Extracted data entries:
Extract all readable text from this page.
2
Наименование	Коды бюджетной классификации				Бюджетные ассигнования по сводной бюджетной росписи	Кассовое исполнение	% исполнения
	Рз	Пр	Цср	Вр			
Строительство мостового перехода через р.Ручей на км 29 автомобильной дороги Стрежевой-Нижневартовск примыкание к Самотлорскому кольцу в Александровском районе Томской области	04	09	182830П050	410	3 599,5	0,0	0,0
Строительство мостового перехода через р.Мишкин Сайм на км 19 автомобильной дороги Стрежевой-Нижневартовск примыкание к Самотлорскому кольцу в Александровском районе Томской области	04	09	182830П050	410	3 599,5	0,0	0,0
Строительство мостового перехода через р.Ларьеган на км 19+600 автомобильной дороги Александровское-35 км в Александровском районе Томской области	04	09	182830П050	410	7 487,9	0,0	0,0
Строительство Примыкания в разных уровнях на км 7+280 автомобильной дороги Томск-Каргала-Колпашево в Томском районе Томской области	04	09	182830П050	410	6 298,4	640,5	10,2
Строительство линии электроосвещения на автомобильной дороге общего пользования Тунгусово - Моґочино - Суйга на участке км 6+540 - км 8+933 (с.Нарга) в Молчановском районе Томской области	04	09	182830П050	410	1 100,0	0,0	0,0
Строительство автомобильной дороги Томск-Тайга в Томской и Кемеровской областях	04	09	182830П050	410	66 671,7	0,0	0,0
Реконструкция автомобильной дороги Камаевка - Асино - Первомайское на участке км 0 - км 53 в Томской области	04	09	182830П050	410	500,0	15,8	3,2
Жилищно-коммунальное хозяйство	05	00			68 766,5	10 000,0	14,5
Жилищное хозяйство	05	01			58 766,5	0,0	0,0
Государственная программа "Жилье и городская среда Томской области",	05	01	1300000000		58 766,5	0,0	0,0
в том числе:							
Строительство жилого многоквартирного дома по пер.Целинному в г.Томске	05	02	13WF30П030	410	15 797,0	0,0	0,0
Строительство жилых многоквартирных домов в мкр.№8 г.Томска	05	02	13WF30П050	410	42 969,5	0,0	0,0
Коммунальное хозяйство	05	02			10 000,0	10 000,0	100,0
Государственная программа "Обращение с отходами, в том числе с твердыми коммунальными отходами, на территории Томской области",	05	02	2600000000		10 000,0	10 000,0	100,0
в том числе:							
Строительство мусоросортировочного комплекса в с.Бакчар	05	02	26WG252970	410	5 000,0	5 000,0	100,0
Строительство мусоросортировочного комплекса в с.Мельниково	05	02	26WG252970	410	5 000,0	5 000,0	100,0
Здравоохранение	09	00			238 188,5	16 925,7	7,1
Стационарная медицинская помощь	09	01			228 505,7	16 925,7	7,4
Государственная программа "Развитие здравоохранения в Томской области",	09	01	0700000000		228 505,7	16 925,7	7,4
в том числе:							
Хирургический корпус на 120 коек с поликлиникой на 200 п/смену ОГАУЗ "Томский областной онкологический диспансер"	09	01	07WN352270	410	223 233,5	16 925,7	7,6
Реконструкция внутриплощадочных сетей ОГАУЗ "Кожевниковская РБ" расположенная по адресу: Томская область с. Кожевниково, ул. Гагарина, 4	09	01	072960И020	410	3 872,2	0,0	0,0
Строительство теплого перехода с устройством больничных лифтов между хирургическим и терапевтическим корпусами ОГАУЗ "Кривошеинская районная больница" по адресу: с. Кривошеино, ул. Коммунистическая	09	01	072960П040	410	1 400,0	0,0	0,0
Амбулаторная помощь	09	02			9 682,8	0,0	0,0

** Exercise aim **
Write the material out exactly, with nothing left out.

** Full answer **
Extract all readable text from this page.
2
Наименование	Коды бюджетной классификации				Бюджетные ассигнования по сводной бюджетной росписи	Кассовое исполнение	% исполнения
	Рз	Пр	Цср	Вр			
Строительство мостового перехода через р.Ручей на км 29 автомобильной дороги Стрежевой-Нижневартовск примыкание к Самотлорскому кольцу в Александровском районе Томской области	04	09	182830П050	410	3 599,5	0,0	0,0
Строительство мостового перехода через р.Мишкин Сайм на км 19 автомобильной дороги Стрежевой-Нижневартовск примыкание к Самотлорскому кольцу в Александровском районе Томской области	04	09	182830П050	410	3 599,5	0,0	0,0
Строительство мостового перехода через р.Ларьеган на км 19+600 автомобильной дороги Александровское-35 км в Александровском районе Томской области	04	09	182830П050	410	7 487,9	0,0	0,0
Строительство Примыкания в разных уровнях на км 7+280 автомобильной дороги Томск-Каргала-Колпашево в Томском районе Томской области	04	09	182830П050	410	6 298,4	640,5	10,2
Строительство линии электроосвещения на автомобильной дороге общего пользования Тунгусово - Моґочино - Суйга на участке км 6+540 - км 8+933 (с.Нарга) в Молчановском районе Томской области	04	09	182830П050	410	1 100,0	0,0	0,0
Строительство автомобильной дороги Томск-Тайга в Томской и Кемеровской областях	04	09	182830П050	410	66 671,7	0,0	0,0
Реконструкция автомобильной дороги Камаевка - Асино - Первомайское на участке км 0 - км 53 в Томской области	04	09	182830П050	410	500,0	15,8	3,2
Жилищно-коммунальное хозяйство	05	00			68 766,5	10 000,0	14,5
Жилищное хозяйство	05	01			58 766,5	0,0	0,0
Государственная программа "Жилье и городская среда Томской области",	05	01	1300000000		58 766,5	0,0	0,0
в том числе:							
Строительство жилого многоквартирного дома по пер.Целинному в г.Томске	05	02	13WF30П030	410	15 797,0	0,0	0,0
Строительство жилых многоквартирных домов в мкр.№8 г.Томска	05	02	13WF30П050	410	42 969,5	0,0	0,0
Коммунальное хозяйство	05	02			10 000,0	10 000,0	100,0
Государственная программа "Обращение с отходами, в том числе с твердыми коммунальными отходами, на территории Томской области",	05	02	2600000000		10 000,0	10 000,0	100,0
в том числе:							
Строительство мусоросортировочного комплекса в с.Бакчар	05	02	26WG252970	410	5 000,0	5 000,0	100,0
Строительство мусоросортировочного комплекса в с.Мельниково	05	02	26WG252970	410	5 000,0	5 000,0	100,0
Здравоохранение	09	00			238 188,5	16 925,7	7,1
Стационарная медицинская помощь	09	01			228 505,7	16 925,7	7,4
Государственная программа "Развитие здравоохранения в Томской области",	09	01	0700000000		228 505,7	16 925,7	7,4
в том числе:							
Хирургический корпус на 120 коек с поликлиникой на 200 п/смену ОГАУЗ "Томский областной онкологический диспансер"	09	01	07WN352270	410	223 233,5	16 925,7	7,6
Реконструкция внутриплощадочных сетей ОГАУЗ "Кожевниковская РБ" расположенная по адресу: Томская область с. Кожевниково, ул. Гагарина, 4	09	01	072960И020	410	3 872,2	0,0	0,0
Строительство теплого перехода с устройством больничных лифтов между хирургическим и терапевтическим корпусами ОГАУЗ "Кривошеинская районная больница" по адресу: с. Кривошеино, ул. Коммунистическая	09	01	072960П040	410	1 400,0	0,0	0,0
Амбулаторная помощь	09	02			9 682,8	0,0	0,0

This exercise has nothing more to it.